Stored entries
-.-.-

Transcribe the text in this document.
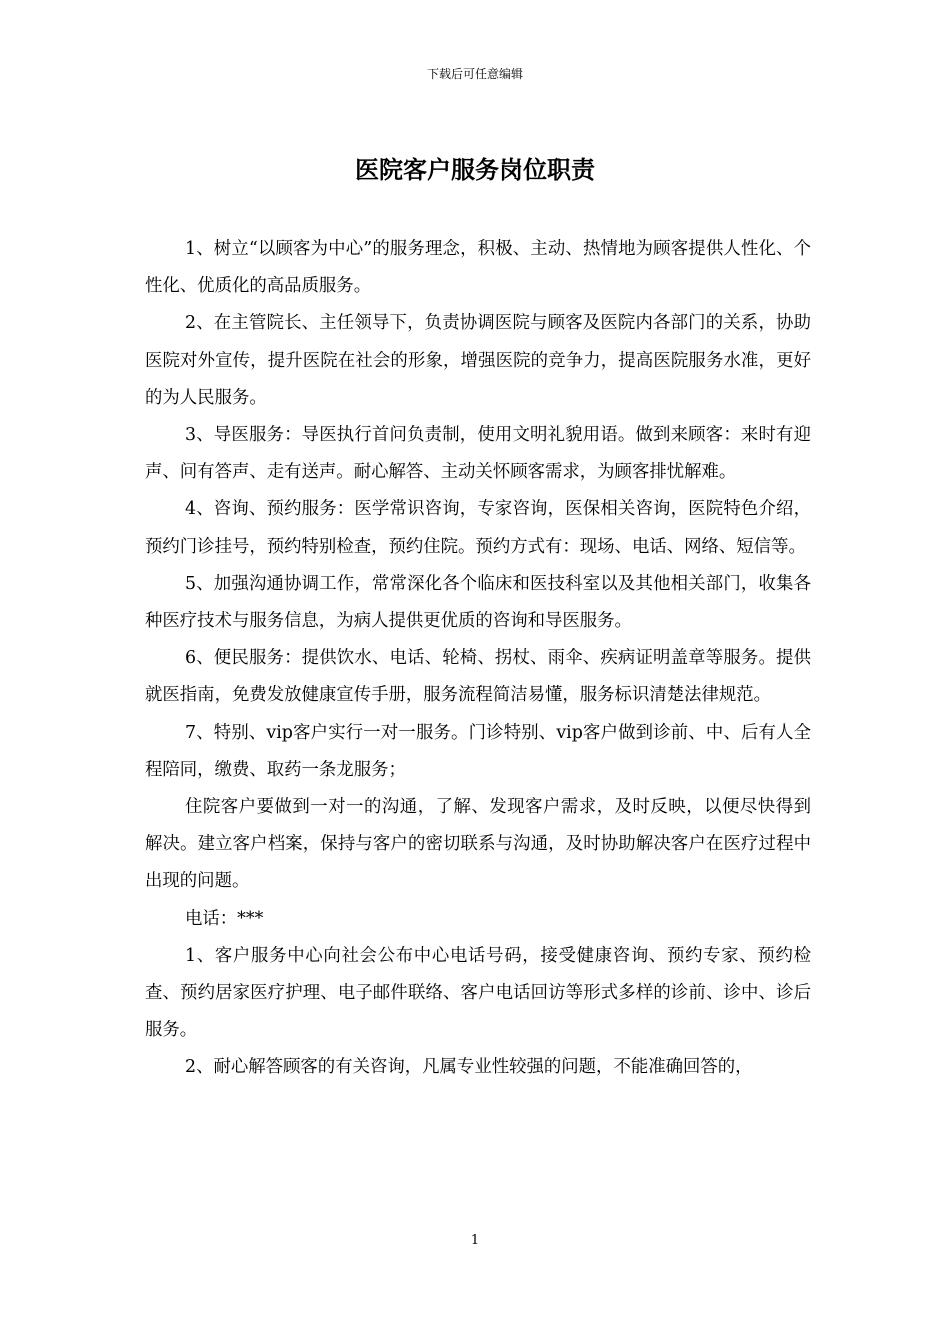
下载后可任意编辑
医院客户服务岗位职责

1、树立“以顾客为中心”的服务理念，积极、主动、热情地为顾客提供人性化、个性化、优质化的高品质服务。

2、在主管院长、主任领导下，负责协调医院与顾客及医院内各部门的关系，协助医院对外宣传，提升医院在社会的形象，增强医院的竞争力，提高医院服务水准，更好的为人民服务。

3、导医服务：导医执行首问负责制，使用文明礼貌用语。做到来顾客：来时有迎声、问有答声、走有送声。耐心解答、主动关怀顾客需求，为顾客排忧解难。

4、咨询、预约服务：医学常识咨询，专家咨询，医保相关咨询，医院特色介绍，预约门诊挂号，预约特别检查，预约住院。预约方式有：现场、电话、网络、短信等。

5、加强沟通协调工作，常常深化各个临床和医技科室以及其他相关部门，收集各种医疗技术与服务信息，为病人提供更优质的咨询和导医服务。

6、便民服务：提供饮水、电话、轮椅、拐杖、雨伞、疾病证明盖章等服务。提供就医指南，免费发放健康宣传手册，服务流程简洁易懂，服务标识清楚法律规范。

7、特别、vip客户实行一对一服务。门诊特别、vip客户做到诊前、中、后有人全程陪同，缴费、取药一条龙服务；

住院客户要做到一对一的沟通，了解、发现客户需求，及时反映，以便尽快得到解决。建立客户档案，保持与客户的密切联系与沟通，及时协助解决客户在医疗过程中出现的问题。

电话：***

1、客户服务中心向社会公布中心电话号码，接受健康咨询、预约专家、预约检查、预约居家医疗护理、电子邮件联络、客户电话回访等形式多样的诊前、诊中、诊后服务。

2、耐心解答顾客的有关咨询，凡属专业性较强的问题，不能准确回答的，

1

-.-.-

▶ YOUR OBJECTIVE
Go back to the records above and write them out exactly, without the pictures.

▶ WRITTEN ANSWER
Transcribe the text in this document.
下载后可任意编辑
医院客户服务岗位职责

1、树立“以顾客为中心”的服务理念，积极、主动、热情地为顾客提供人性化、个性化、优质化的高品质服务。

2、在主管院长、主任领导下，负责协调医院与顾客及医院内各部门的关系，协助医院对外宣传，提升医院在社会的形象，增强医院的竞争力，提高医院服务水准，更好的为人民服务。

3、导医服务：导医执行首问负责制，使用文明礼貌用语。做到来顾客：来时有迎声、问有答声、走有送声。耐心解答、主动关怀顾客需求，为顾客排忧解难。

4、咨询、预约服务：医学常识咨询，专家咨询，医保相关咨询，医院特色介绍，预约门诊挂号，预约特别检查，预约住院。预约方式有：现场、电话、网络、短信等。

5、加强沟通协调工作，常常深化各个临床和医技科室以及其他相关部门，收集各种医疗技术与服务信息，为病人提供更优质的咨询和导医服务。

6、便民服务：提供饮水、电话、轮椅、拐杖、雨伞、疾病证明盖章等服务。提供就医指南，免费发放健康宣传手册，服务流程简洁易懂，服务标识清楚法律规范。

7、特别、vip客户实行一对一服务。门诊特别、vip客户做到诊前、中、后有人全程陪同，缴费、取药一条龙服务；

住院客户要做到一对一的沟通，了解、发现客户需求，及时反映，以便尽快得到解决。建立客户档案，保持与客户的密切联系与沟通，及时协助解决客户在医疗过程中出现的问题。

电话：***

1、客户服务中心向社会公布中心电话号码，接受健康咨询、预约专家、预约检查、预约居家医疗护理、电子邮件联络、客户电话回访等形式多样的诊前、诊中、诊后服务。

2、耐心解答顾客的有关咨询，凡属专业性较强的问题，不能准确回答的，

1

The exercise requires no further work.